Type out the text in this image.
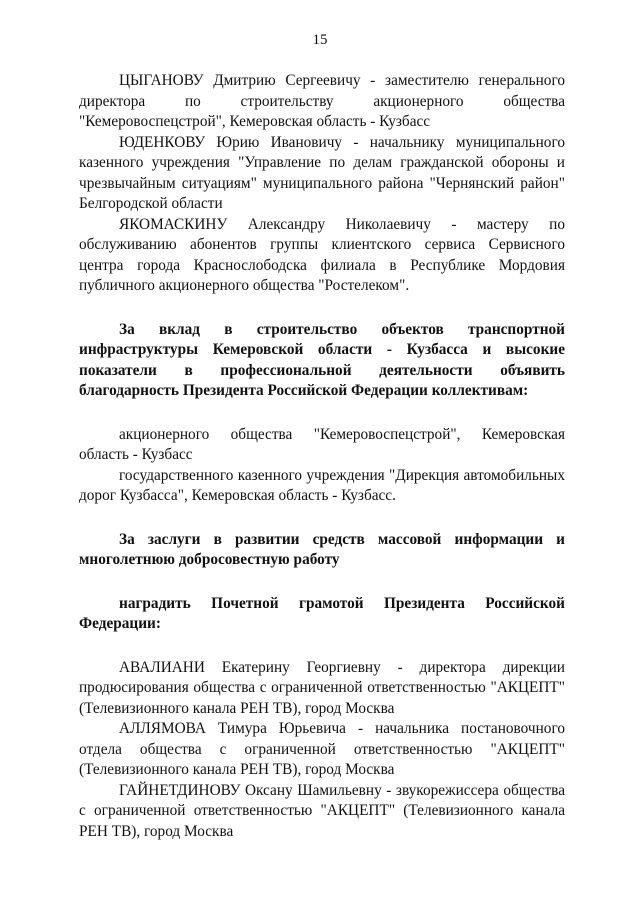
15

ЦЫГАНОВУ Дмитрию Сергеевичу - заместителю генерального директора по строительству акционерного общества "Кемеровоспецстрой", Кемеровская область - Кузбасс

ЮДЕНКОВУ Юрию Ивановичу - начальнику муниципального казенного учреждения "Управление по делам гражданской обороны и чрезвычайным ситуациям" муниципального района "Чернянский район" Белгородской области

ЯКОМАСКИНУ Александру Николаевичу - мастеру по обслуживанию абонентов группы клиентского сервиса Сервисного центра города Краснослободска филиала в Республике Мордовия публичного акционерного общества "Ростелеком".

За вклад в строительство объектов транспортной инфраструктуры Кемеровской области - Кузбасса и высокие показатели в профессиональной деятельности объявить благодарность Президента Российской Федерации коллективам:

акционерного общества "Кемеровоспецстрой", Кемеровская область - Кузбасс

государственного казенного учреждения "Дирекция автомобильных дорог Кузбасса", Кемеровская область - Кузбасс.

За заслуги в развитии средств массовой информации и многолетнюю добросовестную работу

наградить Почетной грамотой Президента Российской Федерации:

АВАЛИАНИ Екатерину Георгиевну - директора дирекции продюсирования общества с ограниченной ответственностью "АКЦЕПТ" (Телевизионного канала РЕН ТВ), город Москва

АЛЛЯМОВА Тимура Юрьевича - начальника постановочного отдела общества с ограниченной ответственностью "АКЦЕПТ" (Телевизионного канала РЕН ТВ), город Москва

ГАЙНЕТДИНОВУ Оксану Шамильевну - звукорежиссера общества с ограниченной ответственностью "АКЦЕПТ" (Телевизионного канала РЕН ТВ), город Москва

***

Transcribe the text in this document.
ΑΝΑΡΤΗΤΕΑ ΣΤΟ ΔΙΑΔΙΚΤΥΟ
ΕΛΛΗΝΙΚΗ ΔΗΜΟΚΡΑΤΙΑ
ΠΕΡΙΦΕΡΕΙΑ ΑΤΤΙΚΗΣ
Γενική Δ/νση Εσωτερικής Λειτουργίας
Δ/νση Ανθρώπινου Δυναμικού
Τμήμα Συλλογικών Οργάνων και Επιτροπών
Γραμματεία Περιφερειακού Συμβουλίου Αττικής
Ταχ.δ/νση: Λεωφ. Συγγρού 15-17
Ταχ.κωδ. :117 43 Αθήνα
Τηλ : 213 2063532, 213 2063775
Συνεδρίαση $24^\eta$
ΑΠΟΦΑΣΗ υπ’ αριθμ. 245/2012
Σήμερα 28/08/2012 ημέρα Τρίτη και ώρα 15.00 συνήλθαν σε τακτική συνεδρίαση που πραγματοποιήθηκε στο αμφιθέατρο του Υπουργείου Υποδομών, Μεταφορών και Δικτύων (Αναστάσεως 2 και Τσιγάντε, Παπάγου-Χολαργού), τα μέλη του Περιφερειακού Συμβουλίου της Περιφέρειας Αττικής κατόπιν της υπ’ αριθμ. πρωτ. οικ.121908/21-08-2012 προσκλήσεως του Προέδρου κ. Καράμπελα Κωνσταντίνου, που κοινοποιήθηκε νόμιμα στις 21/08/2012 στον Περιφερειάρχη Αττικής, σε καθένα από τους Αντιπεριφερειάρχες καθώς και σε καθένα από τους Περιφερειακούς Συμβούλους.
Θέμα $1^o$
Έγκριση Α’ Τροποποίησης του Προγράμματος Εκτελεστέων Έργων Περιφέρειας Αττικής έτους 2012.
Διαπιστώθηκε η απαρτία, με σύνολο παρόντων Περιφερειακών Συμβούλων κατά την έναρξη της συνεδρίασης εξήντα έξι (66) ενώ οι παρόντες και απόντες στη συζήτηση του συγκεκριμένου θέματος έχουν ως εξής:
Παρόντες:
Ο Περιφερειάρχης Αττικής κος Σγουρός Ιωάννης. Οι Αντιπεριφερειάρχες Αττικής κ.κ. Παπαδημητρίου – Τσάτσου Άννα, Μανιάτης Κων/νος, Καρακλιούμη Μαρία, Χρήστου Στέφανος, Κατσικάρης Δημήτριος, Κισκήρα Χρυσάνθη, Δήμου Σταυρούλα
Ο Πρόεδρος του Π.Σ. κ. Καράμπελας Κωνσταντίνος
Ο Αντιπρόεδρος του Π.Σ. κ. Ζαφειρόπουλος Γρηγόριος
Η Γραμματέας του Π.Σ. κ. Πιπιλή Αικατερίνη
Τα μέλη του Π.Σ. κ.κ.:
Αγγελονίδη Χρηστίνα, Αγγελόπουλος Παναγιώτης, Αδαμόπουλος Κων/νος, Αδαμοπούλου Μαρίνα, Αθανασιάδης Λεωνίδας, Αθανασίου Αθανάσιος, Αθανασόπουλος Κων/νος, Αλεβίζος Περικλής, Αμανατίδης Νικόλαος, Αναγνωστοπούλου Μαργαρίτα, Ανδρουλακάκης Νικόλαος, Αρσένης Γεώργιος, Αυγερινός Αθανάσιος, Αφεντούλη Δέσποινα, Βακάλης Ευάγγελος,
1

***

**Stated exercise**
Go through the material and copy out every line with "ответственностью" in it.

**Final answer**
АВАЛИАНИ Екатерину Георгиевну - директора дирекции продюсирования общества с ограниченной ответственностью "АКЦЕПТ" (Телевизионного канала РЕН ТВ), город Москва
АЛЛЯМОВА Тимура Юрьевича - начальника постановочного отдела общества с ограниченной ответственностью "АКЦЕПТ" (Телевизионного канала РЕН ТВ), город Москва
ГАЙНЕТДИНОВУ Оксану Шамильевну - звукорежиссера общества с ограниченной ответственностью "АКЦЕПТ" (Телевизионного канала РЕН ТВ), город Москва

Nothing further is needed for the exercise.